Task goal: Write out every entry word for word.

Data in this exercise:
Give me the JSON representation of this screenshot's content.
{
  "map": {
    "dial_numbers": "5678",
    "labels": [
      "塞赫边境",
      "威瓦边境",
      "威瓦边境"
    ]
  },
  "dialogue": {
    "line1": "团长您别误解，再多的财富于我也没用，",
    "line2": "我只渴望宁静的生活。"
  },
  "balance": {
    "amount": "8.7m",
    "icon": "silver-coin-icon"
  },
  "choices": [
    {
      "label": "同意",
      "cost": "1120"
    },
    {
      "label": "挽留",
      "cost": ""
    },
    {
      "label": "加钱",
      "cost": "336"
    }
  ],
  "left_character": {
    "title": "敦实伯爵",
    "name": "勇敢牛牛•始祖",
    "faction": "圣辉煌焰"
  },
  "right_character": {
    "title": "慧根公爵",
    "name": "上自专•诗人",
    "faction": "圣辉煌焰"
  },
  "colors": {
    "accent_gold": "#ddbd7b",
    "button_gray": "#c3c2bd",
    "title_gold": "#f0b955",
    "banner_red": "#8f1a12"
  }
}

The answer:
Give me the JSON representation of this screenshot's content.
{
  "map": {
    "dial_numbers": "5678",
    "labels": [
      "塞赫边境",
      "威瓦边境",
      "威瓦边境"
    ]
  },
  "dialogue": {
    "line1": "团长您别误解，再多的财富于我也没用，",
    "line2": "我只渴望宁静的生活。"
  },
  "balance": {
    "amount": "8.7m",
    "icon": "silver-coin-icon"
  },
  "choices": [
    {
      "label": "同意",
      "cost": "1120"
    },
    {
      "label": "挽留",
      "cost": ""
    },
    {
      "label": "加钱",
      "cost": "336"
    }
  ],
  "left_character": {
    "title": "敦实伯爵",
    "name": "勇敢牛牛•始祖",
    "faction": "圣辉煌焰"
  },
  "right_character": {
    "title": "慧根公爵",
    "name": "上自专•诗人",
    "faction": "圣辉煌焰"
  },
  "colors": {
    "accent_gold": "#ddbd7b",
    "button_gray": "#c3c2bd",
    "title_gold": "#f0b955",
    "banner_red": "#8f1a12"
  }
}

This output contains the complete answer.